(Dataset records)
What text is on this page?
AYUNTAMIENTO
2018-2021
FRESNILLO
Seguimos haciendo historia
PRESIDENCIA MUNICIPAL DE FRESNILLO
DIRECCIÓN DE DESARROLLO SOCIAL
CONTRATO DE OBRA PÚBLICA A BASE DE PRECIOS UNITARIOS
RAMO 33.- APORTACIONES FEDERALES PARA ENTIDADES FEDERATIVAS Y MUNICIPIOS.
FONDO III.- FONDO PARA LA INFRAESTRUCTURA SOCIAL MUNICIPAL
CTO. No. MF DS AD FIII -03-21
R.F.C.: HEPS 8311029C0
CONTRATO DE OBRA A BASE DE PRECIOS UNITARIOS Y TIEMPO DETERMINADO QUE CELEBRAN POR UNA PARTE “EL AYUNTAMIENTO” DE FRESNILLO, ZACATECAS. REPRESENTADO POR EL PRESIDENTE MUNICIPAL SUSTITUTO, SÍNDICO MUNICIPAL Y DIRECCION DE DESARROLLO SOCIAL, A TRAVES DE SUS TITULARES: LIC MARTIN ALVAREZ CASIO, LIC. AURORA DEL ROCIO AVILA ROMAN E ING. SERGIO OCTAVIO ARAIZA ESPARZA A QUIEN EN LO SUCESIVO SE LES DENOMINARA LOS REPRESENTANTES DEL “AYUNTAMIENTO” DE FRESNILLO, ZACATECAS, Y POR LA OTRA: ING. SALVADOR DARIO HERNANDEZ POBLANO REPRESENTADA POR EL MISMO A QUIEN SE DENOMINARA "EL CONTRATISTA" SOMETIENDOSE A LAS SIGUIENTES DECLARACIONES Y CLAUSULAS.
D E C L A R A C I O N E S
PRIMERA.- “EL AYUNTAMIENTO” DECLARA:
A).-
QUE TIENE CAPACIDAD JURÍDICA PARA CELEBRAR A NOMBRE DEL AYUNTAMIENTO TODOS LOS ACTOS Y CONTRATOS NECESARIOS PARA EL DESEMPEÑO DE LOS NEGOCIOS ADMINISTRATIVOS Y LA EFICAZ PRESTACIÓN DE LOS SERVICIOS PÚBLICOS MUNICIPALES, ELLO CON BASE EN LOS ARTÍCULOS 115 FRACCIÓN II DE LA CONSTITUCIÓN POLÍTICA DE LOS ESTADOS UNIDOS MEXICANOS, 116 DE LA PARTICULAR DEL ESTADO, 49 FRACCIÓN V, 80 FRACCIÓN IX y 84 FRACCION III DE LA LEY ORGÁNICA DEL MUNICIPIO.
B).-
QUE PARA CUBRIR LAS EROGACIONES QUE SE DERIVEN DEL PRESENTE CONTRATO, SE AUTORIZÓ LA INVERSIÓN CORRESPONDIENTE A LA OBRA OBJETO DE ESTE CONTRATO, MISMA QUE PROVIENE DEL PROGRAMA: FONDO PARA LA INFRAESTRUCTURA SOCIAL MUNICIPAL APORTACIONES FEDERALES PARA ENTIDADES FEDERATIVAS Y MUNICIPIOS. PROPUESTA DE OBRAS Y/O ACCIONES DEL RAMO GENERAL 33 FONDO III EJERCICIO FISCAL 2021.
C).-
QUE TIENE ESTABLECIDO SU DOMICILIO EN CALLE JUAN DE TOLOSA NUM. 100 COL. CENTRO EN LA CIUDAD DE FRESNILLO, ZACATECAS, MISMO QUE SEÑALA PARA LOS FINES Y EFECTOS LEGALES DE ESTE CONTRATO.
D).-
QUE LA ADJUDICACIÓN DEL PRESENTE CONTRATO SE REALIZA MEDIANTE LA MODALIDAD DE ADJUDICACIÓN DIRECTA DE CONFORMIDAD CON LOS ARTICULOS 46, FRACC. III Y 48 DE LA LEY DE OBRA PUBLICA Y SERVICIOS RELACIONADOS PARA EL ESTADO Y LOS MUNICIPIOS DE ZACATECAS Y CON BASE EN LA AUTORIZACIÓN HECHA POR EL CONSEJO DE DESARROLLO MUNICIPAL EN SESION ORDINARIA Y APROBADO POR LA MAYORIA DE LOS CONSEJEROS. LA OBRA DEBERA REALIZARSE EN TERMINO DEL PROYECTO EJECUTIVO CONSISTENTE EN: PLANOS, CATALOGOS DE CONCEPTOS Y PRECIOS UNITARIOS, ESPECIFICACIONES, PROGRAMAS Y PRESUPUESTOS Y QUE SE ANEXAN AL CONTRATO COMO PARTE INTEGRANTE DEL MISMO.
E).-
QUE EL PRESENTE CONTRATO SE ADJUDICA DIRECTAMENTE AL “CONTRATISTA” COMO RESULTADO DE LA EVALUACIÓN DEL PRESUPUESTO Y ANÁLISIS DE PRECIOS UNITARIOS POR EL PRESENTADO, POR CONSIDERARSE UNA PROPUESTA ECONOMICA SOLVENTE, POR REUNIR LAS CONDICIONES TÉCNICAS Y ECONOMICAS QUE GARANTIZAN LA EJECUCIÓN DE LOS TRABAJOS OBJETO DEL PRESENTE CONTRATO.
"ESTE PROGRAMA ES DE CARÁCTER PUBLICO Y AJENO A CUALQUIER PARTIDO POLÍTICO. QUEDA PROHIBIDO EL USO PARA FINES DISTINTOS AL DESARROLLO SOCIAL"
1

▶ _Goal_
Each record must be repeated exactly as it is.

▶ _Response to this exercise_
What text is on this page?
AYUNTAMIENTO
2018-2021
FRESNILLO
Seguimos haciendo historia
PRESIDENCIA MUNICIPAL DE FRESNILLO
DIRECCIÓN DE DESARROLLO SOCIAL
CONTRATO DE OBRA PÚBLICA A BASE DE PRECIOS UNITARIOS
RAMO 33.- APORTACIONES FEDERALES PARA ENTIDADES FEDERATIVAS Y MUNICIPIOS.
FONDO III.- FONDO PARA LA INFRAESTRUCTURA SOCIAL MUNICIPAL
CTO. No. MF DS AD FIII -03-21
R.F.C.: HEPS 8311029C0
CONTRATO DE OBRA A BASE DE PRECIOS UNITARIOS Y TIEMPO DETERMINADO QUE CELEBRAN POR UNA PARTE “EL AYUNTAMIENTO” DE FRESNILLO, ZACATECAS. REPRESENTADO POR EL PRESIDENTE MUNICIPAL SUSTITUTO, SÍNDICO MUNICIPAL Y DIRECCION DE DESARROLLO SOCIAL, A TRAVES DE SUS TITULARES: LIC MARTIN ALVAREZ CASIO, LIC. AURORA DEL ROCIO AVILA ROMAN E ING. SERGIO OCTAVIO ARAIZA ESPARZA A QUIEN EN LO SUCESIVO SE LES DENOMINARA LOS REPRESENTANTES DEL “AYUNTAMIENTO” DE FRESNILLO, ZACATECAS, Y POR LA OTRA: ING. SALVADOR DARIO HERNANDEZ POBLANO REPRESENTADA POR EL MISMO A QUIEN SE DENOMINARA "EL CONTRATISTA" SOMETIENDOSE A LAS SIGUIENTES DECLARACIONES Y CLAUSULAS.
D E C L A R A C I O N E S
PRIMERA.- “EL AYUNTAMIENTO” DECLARA:
A).-
QUE TIENE CAPACIDAD JURÍDICA PARA CELEBRAR A NOMBRE DEL AYUNTAMIENTO TODOS LOS ACTOS Y CONTRATOS NECESARIOS PARA EL DESEMPEÑO DE LOS NEGOCIOS ADMINISTRATIVOS Y LA EFICAZ PRESTACIÓN DE LOS SERVICIOS PÚBLICOS MUNICIPALES, ELLO CON BASE EN LOS ARTÍCULOS 115 FRACCIÓN II DE LA CONSTITUCIÓN POLÍTICA DE LOS ESTADOS UNIDOS MEXICANOS, 116 DE LA PARTICULAR DEL ESTADO, 49 FRACCIÓN V, 80 FRACCIÓN IX y 84 FRACCION III DE LA LEY ORGÁNICA DEL MUNICIPIO.
B).-
QUE PARA CUBRIR LAS EROGACIONES QUE SE DERIVEN DEL PRESENTE CONTRATO, SE AUTORIZÓ LA INVERSIÓN CORRESPONDIENTE A LA OBRA OBJETO DE ESTE CONTRATO, MISMA QUE PROVIENE DEL PROGRAMA: FONDO PARA LA INFRAESTRUCTURA SOCIAL MUNICIPAL APORTACIONES FEDERALES PARA ENTIDADES FEDERATIVAS Y MUNICIPIOS. PROPUESTA DE OBRAS Y/O ACCIONES DEL RAMO GENERAL 33 FONDO III EJERCICIO FISCAL 2021.
C).-
QUE TIENE ESTABLECIDO SU DOMICILIO EN CALLE JUAN DE TOLOSA NUM. 100 COL. CENTRO EN LA CIUDAD DE FRESNILLO, ZACATECAS, MISMO QUE SEÑALA PARA LOS FINES Y EFECTOS LEGALES DE ESTE CONTRATO.
D).-
QUE LA ADJUDICACIÓN DEL PRESENTE CONTRATO SE REALIZA MEDIANTE LA MODALIDAD DE ADJUDICACIÓN DIRECTA DE CONFORMIDAD CON LOS ARTICULOS 46, FRACC. III Y 48 DE LA LEY DE OBRA PUBLICA Y SERVICIOS RELACIONADOS PARA EL ESTADO Y LOS MUNICIPIOS DE ZACATECAS Y CON BASE EN LA AUTORIZACIÓN HECHA POR EL CONSEJO DE DESARROLLO MUNICIPAL EN SESION ORDINARIA Y APROBADO POR LA MAYORIA DE LOS CONSEJEROS. LA OBRA DEBERA REALIZARSE EN TERMINO DEL PROYECTO EJECUTIVO CONSISTENTE EN: PLANOS, CATALOGOS DE CONCEPTOS Y PRECIOS UNITARIOS, ESPECIFICACIONES, PROGRAMAS Y PRESUPUESTOS Y QUE SE ANEXAN AL CONTRATO COMO PARTE INTEGRANTE DEL MISMO.
E).-
QUE EL PRESENTE CONTRATO SE ADJUDICA DIRECTAMENTE AL “CONTRATISTA” COMO RESULTADO DE LA EVALUACIÓN DEL PRESUPUESTO Y ANÁLISIS DE PRECIOS UNITARIOS POR EL PRESENTADO, POR CONSIDERARSE UNA PROPUESTA ECONOMICA SOLVENTE, POR REUNIR LAS CONDICIONES TÉCNICAS Y ECONOMICAS QUE GARANTIZAN LA EJECUCIÓN DE LOS TRABAJOS OBJETO DEL PRESENTE CONTRATO.
"ESTE PROGRAMA ES DE CARÁCTER PUBLICO Y AJENO A CUALQUIER PARTIDO POLÍTICO. QUEDA PROHIBIDO EL USO PARA FINES DISTINTOS AL DESARROLLO SOCIAL"
1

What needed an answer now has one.